--- Start ---

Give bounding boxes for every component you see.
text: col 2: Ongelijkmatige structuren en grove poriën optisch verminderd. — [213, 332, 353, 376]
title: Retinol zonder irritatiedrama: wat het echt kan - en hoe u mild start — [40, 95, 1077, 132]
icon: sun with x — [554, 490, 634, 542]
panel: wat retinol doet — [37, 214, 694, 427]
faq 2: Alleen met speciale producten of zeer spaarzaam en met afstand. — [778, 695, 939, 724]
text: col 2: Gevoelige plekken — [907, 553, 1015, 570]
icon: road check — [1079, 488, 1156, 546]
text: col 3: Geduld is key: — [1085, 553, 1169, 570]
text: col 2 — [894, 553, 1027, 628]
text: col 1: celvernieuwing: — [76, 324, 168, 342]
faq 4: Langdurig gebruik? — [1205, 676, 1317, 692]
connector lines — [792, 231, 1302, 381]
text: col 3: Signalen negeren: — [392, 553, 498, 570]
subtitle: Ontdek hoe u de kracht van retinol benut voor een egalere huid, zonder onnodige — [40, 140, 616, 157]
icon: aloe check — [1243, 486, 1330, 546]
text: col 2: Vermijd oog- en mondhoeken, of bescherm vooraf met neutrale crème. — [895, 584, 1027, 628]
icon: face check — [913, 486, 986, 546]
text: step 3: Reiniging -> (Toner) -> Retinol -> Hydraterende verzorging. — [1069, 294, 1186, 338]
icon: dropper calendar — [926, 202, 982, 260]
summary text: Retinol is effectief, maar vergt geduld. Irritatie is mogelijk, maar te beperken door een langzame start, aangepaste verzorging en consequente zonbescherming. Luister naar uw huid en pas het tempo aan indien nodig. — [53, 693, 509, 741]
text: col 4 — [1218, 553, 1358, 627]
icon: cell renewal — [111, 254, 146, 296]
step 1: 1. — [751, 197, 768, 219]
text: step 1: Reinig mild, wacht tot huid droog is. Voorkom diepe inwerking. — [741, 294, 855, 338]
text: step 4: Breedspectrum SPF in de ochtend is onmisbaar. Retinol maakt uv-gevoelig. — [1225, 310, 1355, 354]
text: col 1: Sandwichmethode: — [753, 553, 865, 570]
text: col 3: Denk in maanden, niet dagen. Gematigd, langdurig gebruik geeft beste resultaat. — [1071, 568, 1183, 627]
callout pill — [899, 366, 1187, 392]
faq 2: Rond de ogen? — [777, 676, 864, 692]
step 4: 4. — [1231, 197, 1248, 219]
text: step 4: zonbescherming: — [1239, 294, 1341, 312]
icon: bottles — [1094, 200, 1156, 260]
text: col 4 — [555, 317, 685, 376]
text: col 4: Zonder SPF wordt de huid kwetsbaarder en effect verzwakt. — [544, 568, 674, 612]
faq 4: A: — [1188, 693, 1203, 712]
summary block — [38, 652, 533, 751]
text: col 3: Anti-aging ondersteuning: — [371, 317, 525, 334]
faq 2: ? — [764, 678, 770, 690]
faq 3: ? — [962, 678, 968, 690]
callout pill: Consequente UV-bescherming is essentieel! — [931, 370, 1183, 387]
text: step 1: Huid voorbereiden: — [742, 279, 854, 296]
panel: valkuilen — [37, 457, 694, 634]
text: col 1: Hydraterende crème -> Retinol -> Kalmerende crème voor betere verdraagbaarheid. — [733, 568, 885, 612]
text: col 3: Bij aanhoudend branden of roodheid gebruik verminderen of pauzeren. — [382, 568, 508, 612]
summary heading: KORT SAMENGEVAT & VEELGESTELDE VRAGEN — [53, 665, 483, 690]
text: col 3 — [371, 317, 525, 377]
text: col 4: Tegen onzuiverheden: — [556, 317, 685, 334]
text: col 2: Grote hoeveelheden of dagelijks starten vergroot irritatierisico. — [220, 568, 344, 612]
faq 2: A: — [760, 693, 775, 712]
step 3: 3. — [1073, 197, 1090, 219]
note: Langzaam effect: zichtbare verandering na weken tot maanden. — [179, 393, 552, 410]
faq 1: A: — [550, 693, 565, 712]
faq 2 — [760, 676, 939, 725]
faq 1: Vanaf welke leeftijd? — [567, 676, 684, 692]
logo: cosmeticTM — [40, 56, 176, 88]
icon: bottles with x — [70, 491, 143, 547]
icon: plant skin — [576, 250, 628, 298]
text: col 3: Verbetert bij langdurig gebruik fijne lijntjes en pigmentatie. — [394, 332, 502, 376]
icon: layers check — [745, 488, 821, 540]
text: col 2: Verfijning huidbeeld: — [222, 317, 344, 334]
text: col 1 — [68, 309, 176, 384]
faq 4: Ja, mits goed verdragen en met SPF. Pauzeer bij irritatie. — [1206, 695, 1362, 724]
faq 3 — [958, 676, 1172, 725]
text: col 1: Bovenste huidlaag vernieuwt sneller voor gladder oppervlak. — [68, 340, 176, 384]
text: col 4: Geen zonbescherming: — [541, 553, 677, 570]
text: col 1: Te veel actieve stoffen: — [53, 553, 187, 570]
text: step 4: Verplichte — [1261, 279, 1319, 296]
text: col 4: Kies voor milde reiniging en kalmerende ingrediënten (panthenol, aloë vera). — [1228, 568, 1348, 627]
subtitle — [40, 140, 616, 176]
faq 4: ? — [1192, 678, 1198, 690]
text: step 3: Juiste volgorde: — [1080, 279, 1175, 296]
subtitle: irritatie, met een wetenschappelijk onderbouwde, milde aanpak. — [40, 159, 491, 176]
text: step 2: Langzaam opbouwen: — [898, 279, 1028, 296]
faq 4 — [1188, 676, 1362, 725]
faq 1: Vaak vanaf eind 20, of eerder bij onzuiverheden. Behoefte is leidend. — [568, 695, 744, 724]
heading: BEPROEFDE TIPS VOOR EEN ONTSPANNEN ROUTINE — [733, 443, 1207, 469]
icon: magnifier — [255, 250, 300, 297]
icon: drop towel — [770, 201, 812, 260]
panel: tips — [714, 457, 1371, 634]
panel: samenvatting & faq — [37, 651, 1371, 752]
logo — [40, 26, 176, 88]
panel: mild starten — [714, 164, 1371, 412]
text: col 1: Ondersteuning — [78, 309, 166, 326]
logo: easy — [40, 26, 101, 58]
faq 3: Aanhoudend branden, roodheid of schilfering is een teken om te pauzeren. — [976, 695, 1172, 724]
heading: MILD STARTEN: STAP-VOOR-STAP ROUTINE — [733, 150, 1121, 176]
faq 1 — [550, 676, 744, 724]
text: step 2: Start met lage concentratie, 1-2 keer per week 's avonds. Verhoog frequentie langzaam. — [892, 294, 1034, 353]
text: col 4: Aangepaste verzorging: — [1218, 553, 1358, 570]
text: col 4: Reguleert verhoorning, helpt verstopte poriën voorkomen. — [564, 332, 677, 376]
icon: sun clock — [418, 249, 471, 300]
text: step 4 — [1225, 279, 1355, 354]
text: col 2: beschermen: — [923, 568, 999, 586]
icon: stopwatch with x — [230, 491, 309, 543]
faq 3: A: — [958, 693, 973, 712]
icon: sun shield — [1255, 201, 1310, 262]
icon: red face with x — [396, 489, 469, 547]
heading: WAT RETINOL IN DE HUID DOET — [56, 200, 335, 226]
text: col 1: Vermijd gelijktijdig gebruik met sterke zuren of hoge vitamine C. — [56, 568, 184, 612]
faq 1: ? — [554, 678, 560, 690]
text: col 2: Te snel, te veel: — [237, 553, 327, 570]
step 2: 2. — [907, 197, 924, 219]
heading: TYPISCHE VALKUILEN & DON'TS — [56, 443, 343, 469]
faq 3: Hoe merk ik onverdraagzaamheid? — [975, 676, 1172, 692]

--- End ---

Copy out every one of the records above, line by line, without altering any character.

> Answer below
Give bounding boxes for every component you see.
text: col 2: Ongelijkmatige structuren en grove poriën optisch verminderd. — [213, 332, 353, 376]
title: Retinol zonder irritatiedrama: wat het echt kan - en hoe u mild start — [40, 95, 1077, 132]
icon: sun with x — [554, 490, 634, 542]
panel: wat retinol doet — [37, 214, 694, 427]
faq 2: Alleen met speciale producten of zeer spaarzaam en met afstand. — [778, 695, 939, 724]
text: col 2: Gevoelige plekken — [907, 553, 1015, 570]
icon: road check — [1079, 488, 1156, 546]
text: col 3: Geduld is key: — [1085, 553, 1169, 570]
text: col 2 — [894, 553, 1027, 628]
text: col 1: celvernieuwing: — [76, 324, 168, 342]
faq 4: Langdurig gebruik? — [1205, 676, 1317, 692]
connector lines — [792, 231, 1302, 381]
text: col 3: Signalen negeren: — [392, 553, 498, 570]
subtitle: Ontdek hoe u de kracht van retinol benut voor een egalere huid, zonder onnodige — [40, 140, 616, 157]
icon: aloe check — [1243, 486, 1330, 546]
text: col 2: Vermijd oog- en mondhoeken, of bescherm vooraf met neutrale crème. — [895, 584, 1027, 628]
icon: face check — [913, 486, 986, 546]
text: step 3: Reiniging -> (Toner) -> Retinol -> Hydraterende verzorging. — [1069, 294, 1186, 338]
icon: dropper calendar — [926, 202, 982, 260]
summary text: Retinol is effectief, maar vergt geduld. Irritatie is mogelijk, maar te beperken door een langzame start, aangepaste verzorging en consequente zonbescherming. Luister naar uw huid en pas het tempo aan indien nodig. — [53, 693, 509, 741]
text: col 4 — [1218, 553, 1358, 627]
icon: cell renewal — [111, 254, 146, 296]
step 1: 1. — [751, 197, 768, 219]
text: step 1: Reinig mild, wacht tot huid droog is. Voorkom diepe inwerking. — [741, 294, 855, 338]
text: step 4: Breedspectrum SPF in de ochtend is onmisbaar. Retinol maakt uv-gevoelig. — [1225, 310, 1355, 354]
text: col 1: Sandwichmethode: — [753, 553, 865, 570]
text: col 3: Denk in maanden, niet dagen. Gematigd, langdurig gebruik geeft beste resultaat. — [1071, 568, 1183, 627]
callout pill — [899, 366, 1187, 392]
faq 2: Rond de ogen? — [777, 676, 864, 692]
step 4: 4. — [1231, 197, 1248, 219]
text: step 4: zonbescherming: — [1239, 294, 1341, 312]
icon: bottles — [1094, 200, 1156, 260]
text: col 4 — [555, 317, 685, 376]
text: col 4: Zonder SPF wordt de huid kwetsbaarder en effect verzwakt. — [544, 568, 674, 612]
faq 4: A: — [1188, 693, 1203, 712]
summary block — [38, 652, 533, 751]
text: col 3: Anti-aging ondersteuning: — [371, 317, 525, 334]
faq 2: ? — [764, 678, 770, 690]
faq 3: ? — [962, 678, 968, 690]
callout pill: Consequente UV-bescherming is essentieel! — [931, 370, 1183, 387]
text: step 1: Huid voorbereiden: — [742, 279, 854, 296]
panel: valkuilen — [37, 457, 694, 634]
text: col 1: Hydraterende crème -> Retinol -> Kalmerende crème voor betere verdraagbaarheid. — [733, 568, 885, 612]
text: col 3: Bij aanhoudend branden of roodheid gebruik verminderen of pauzeren. — [382, 568, 508, 612]
summary heading: KORT SAMENGEVAT & VEELGESTELDE VRAGEN — [53, 665, 483, 690]
text: col 3 — [371, 317, 525, 377]
text: col 4: Tegen onzuiverheden: — [556, 317, 685, 334]
text: col 2: Grote hoeveelheden of dagelijks starten vergroot irritatierisico. — [220, 568, 344, 612]
faq 2: A: — [760, 693, 775, 712]
step 3: 3. — [1073, 197, 1090, 219]
note: Langzaam effect: zichtbare verandering na weken tot maanden. — [179, 393, 552, 410]
faq 1: A: — [550, 693, 565, 712]
faq 2 — [760, 676, 939, 725]
faq 1: Vanaf welke leeftijd? — [567, 676, 684, 692]
logo: cosmeticTM — [40, 56, 176, 88]
icon: bottles with x — [70, 491, 143, 547]
icon: plant skin — [576, 250, 628, 298]
text: col 3: Verbetert bij langdurig gebruik fijne lijntjes en pigmentatie. — [394, 332, 502, 376]
icon: layers check — [745, 488, 821, 540]
text: col 2: Verfijning huidbeeld: — [222, 317, 344, 334]
text: col 1 — [68, 309, 176, 384]
faq 4: Ja, mits goed verdragen en met SPF. Pauzeer bij irritatie. — [1206, 695, 1362, 724]
faq 3 — [958, 676, 1172, 725]
text: col 1: Bovenste huidlaag vernieuwt sneller voor gladder oppervlak. — [68, 340, 176, 384]
text: col 4: Geen zonbescherming: — [541, 553, 677, 570]
text: col 1: Te veel actieve stoffen: — [53, 553, 187, 570]
text: step 4: Verplichte — [1261, 279, 1319, 296]
text: col 4: Kies voor milde reiniging en kalmerende ingrediënten (panthenol, aloë vera). — [1228, 568, 1348, 627]
subtitle — [40, 140, 616, 176]
faq 4: ? — [1192, 678, 1198, 690]
text: step 3: Juiste volgorde: — [1080, 279, 1175, 296]
subtitle: irritatie, met een wetenschappelijk onderbouwde, milde aanpak. — [40, 159, 491, 176]
text: step 2: Langzaam opbouwen: — [898, 279, 1028, 296]
faq 4 — [1188, 676, 1362, 725]
faq 1: Vaak vanaf eind 20, of eerder bij onzuiverheden. Behoefte is leidend. — [568, 695, 744, 724]
heading: BEPROEFDE TIPS VOOR EEN ONTSPANNEN ROUTINE — [733, 443, 1207, 469]
icon: magnifier — [255, 250, 300, 297]
icon: drop towel — [770, 201, 812, 260]
panel: tips — [714, 457, 1371, 634]
panel: samenvatting & faq — [37, 651, 1371, 752]
logo — [40, 26, 176, 88]
panel: mild starten — [714, 164, 1371, 412]
text: col 1: Ondersteuning — [78, 309, 166, 326]
logo: easy — [40, 26, 101, 58]
faq 3: Aanhoudend branden, roodheid of schilfering is een teken om te pauzeren. — [976, 695, 1172, 724]
heading: MILD STARTEN: STAP-VOOR-STAP ROUTINE — [733, 150, 1121, 176]
faq 1 — [550, 676, 744, 724]
text: step 2: Start met lage concentratie, 1-2 keer per week 's avonds. Verhoog frequentie langzaam. — [892, 294, 1034, 353]
text: col 4: Aangepaste verzorging: — [1218, 553, 1358, 570]
text: col 4: Reguleert verhoorning, helpt verstopte poriën voorkomen. — [564, 332, 677, 376]
icon: sun clock — [418, 249, 471, 300]
text: step 4 — [1225, 279, 1355, 354]
text: col 2: beschermen: — [923, 568, 999, 586]
icon: stopwatch with x — [230, 491, 309, 543]
faq 3: A: — [958, 693, 973, 712]
icon: sun shield — [1255, 201, 1310, 262]
icon: red face with x — [396, 489, 469, 547]
heading: WAT RETINOL IN DE HUID DOET — [56, 200, 335, 226]
text: col 1: Vermijd gelijktijdig gebruik met sterke zuren of hoge vitamine C. — [56, 568, 184, 612]
faq 1: ? — [554, 678, 560, 690]
text: col 2: Te snel, te veel: — [237, 553, 327, 570]
step 2: 2. — [907, 197, 924, 219]
heading: TYPISCHE VALKUILEN & DON'TS — [56, 443, 343, 469]
faq 3: Hoe merk ik onverdraagzaamheid? — [975, 676, 1172, 692]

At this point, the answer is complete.